#### THE EXERCISE:
All of the entries must be reproduced exactly, with no images carried over.

+++ ENTRIES PROVIDED

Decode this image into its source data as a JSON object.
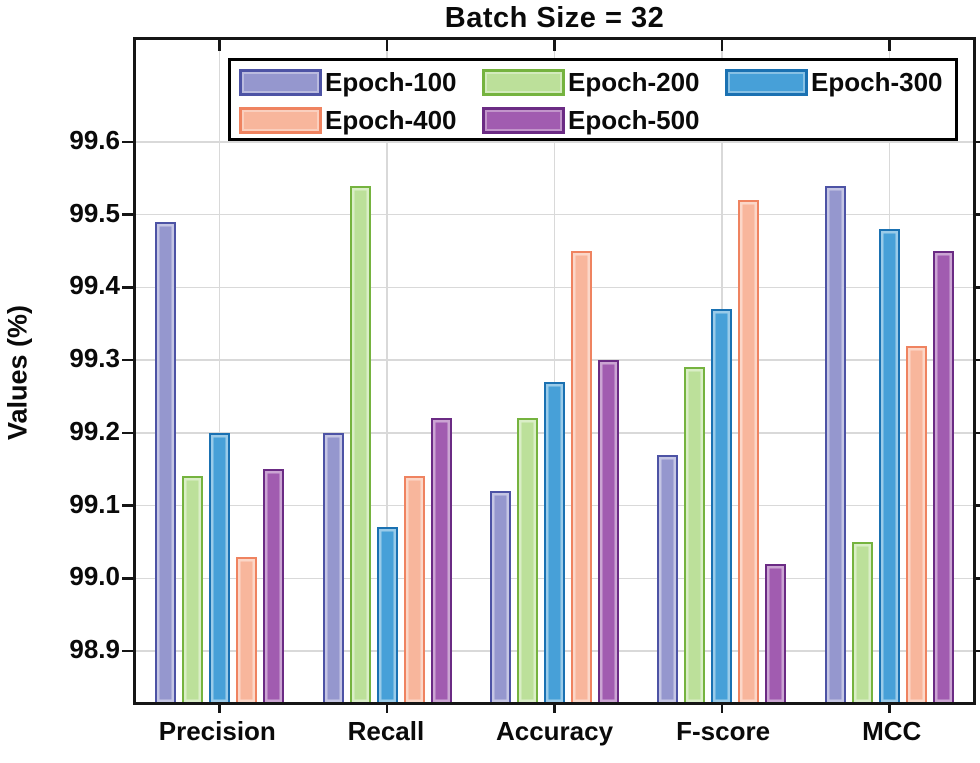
{
  "figure": {
    "title": "Batch Size = 32",
    "ylabel": "Values (%)"
  },
  "chart_data": {
    "type": "bar",
    "title": "Batch Size = 32",
    "xlabel": "",
    "ylabel": "Values (%)",
    "categories": [
      "Precision",
      "Recall",
      "Accuracy",
      "F-score",
      "MCC"
    ],
    "series": [
      {
        "name": "Epoch-100",
        "fill": "#9597CE",
        "edge": "#4D53A5",
        "values": [
          99.49,
          99.2,
          99.12,
          99.17,
          99.54
        ]
      },
      {
        "name": "Epoch-200",
        "fill": "#BCE09A",
        "edge": "#75B33F",
        "values": [
          99.14,
          99.54,
          99.22,
          99.29,
          99.05
        ]
      },
      {
        "name": "Epoch-300",
        "fill": "#47A0D8",
        "edge": "#1A71B2",
        "values": [
          99.2,
          99.07,
          99.27,
          99.37,
          99.48
        ]
      },
      {
        "name": "Epoch-400",
        "fill": "#F8B69C",
        "edge": "#EF8360",
        "values": [
          99.03,
          99.14,
          99.45,
          99.52,
          99.32
        ]
      },
      {
        "name": "Epoch-500",
        "fill": "#A15CB0",
        "edge": "#6B2B84",
        "values": [
          99.15,
          99.22,
          99.3,
          99.02,
          99.45
        ]
      }
    ],
    "ylim": [
      98.83,
      99.74
    ],
    "yticks": [
      98.9,
      99.0,
      99.1,
      99.2,
      99.3,
      99.4,
      99.5,
      99.6
    ],
    "ytick_labels": [
      "98.9",
      "99.0",
      "99.1",
      "99.2",
      "99.3",
      "99.4",
      "99.5",
      "99.6"
    ],
    "grid": "on",
    "legend_position": "inside-top",
    "colors": {
      "grid": "#d9d9d9",
      "axis": "#151515",
      "text": "#0a0a0a"
    }
  }
}
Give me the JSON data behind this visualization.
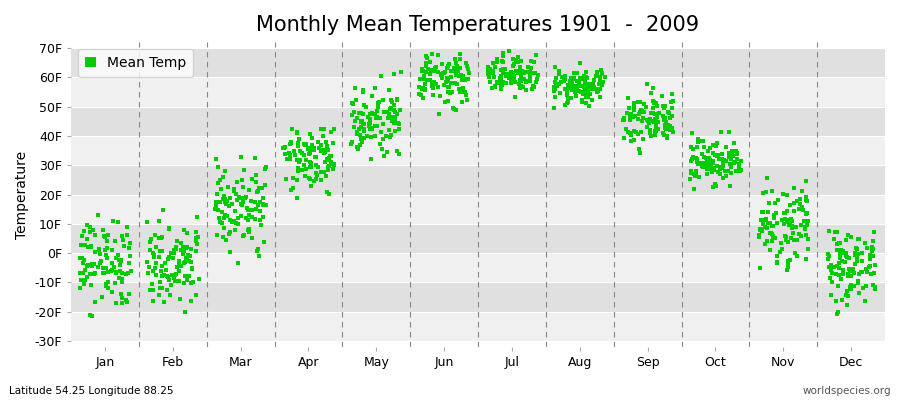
{
  "title": "Monthly Mean Temperatures 1901  -  2009",
  "ylabel": "Temperature",
  "xlabel_labels": [
    "Jan",
    "Feb",
    "Mar",
    "Apr",
    "May",
    "Jun",
    "Jul",
    "Aug",
    "Sep",
    "Oct",
    "Nov",
    "Dec"
  ],
  "ytick_labels": [
    "-30F",
    "-20F",
    "-10F",
    "0F",
    "10F",
    "20F",
    "30F",
    "40F",
    "50F",
    "60F",
    "70F"
  ],
  "ytick_values": [
    -30,
    -20,
    -10,
    0,
    10,
    20,
    30,
    40,
    50,
    60,
    70
  ],
  "ylim": [
    -32,
    72
  ],
  "legend_label": "Mean Temp",
  "dot_color": "#00cc00",
  "bg_color": "#ffffff",
  "stripe_light": "#f0f0f0",
  "stripe_dark": "#e0e0e0",
  "title_fontsize": 15,
  "axis_fontsize": 10,
  "tick_fontsize": 9,
  "footer_left": "Latitude 54.25 Longitude 88.25",
  "footer_right": "worldspecies.org",
  "monthly_means": [
    -4,
    -3,
    16,
    32,
    45,
    59,
    61,
    57,
    46,
    31,
    10,
    -4
  ],
  "monthly_stds": [
    7,
    7,
    7,
    5,
    6,
    4,
    3,
    3,
    4,
    4,
    7,
    7
  ],
  "n_years": 109
}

++++++

#### EXPECTED ANSWER:
Decode this image into its source data as a JSON object.
{
  "figure": {
    "title": "Batch Size = 32",
    "ylabel": "Values (%)"
  },
  "chart_data": {
    "type": "bar",
    "title": "Batch Size = 32",
    "xlabel": "",
    "ylabel": "Values (%)",
    "categories": [
      "Precision",
      "Recall",
      "Accuracy",
      "F-score",
      "MCC"
    ],
    "series": [
      {
        "name": "Epoch-100",
        "fill": "#9597CE",
        "edge": "#4D53A5",
        "values": [
          99.49,
          99.2,
          99.12,
          99.17,
          99.54
        ]
      },
      {
        "name": "Epoch-200",
        "fill": "#BCE09A",
        "edge": "#75B33F",
        "values": [
          99.14,
          99.54,
          99.22,
          99.29,
          99.05
        ]
      },
      {
        "name": "Epoch-300",
        "fill": "#47A0D8",
        "edge": "#1A71B2",
        "values": [
          99.2,
          99.07,
          99.27,
          99.37,
          99.48
        ]
      },
      {
        "name": "Epoch-400",
        "fill": "#F8B69C",
        "edge": "#EF8360",
        "values": [
          99.03,
          99.14,
          99.45,
          99.52,
          99.32
        ]
      },
      {
        "name": "Epoch-500",
        "fill": "#A15CB0",
        "edge": "#6B2B84",
        "values": [
          99.15,
          99.22,
          99.3,
          99.02,
          99.45
        ]
      }
    ],
    "ylim": [
      98.83,
      99.74
    ],
    "yticks": [
      98.9,
      99.0,
      99.1,
      99.2,
      99.3,
      99.4,
      99.5,
      99.6
    ],
    "ytick_labels": [
      "98.9",
      "99.0",
      "99.1",
      "99.2",
      "99.3",
      "99.4",
      "99.5",
      "99.6"
    ],
    "grid": "on",
    "legend_position": "inside-top",
    "colors": {
      "grid": "#d9d9d9",
      "axis": "#151515",
      "text": "#0a0a0a"
    }
  }
}
Give me the JSON data behind this visualization.
{
  "title": "Monthly Mean Temperatures 1901  -  2009",
  "ylabel": "Temperature",
  "xlabel_labels": [
    "Jan",
    "Feb",
    "Mar",
    "Apr",
    "May",
    "Jun",
    "Jul",
    "Aug",
    "Sep",
    "Oct",
    "Nov",
    "Dec"
  ],
  "ytick_labels": [
    "-30F",
    "-20F",
    "-10F",
    "0F",
    "10F",
    "20F",
    "30F",
    "40F",
    "50F",
    "60F",
    "70F"
  ],
  "ytick_values": [
    -30,
    -20,
    -10,
    0,
    10,
    20,
    30,
    40,
    50,
    60,
    70
  ],
  "ylim": [
    -32,
    72
  ],
  "legend_label": "Mean Temp",
  "dot_color": "#00cc00",
  "bg_color": "#ffffff",
  "stripe_light": "#f0f0f0",
  "stripe_dark": "#e0e0e0",
  "title_fontsize": 15,
  "axis_fontsize": 10,
  "tick_fontsize": 9,
  "footer_left": "Latitude 54.25 Longitude 88.25",
  "footer_right": "worldspecies.org",
  "monthly_means": [
    -4,
    -3,
    16,
    32,
    45,
    59,
    61,
    57,
    46,
    31,
    10,
    -4
  ],
  "monthly_stds": [
    7,
    7,
    7,
    5,
    6,
    4,
    3,
    3,
    4,
    4,
    7,
    7
  ],
  "n_years": 109
}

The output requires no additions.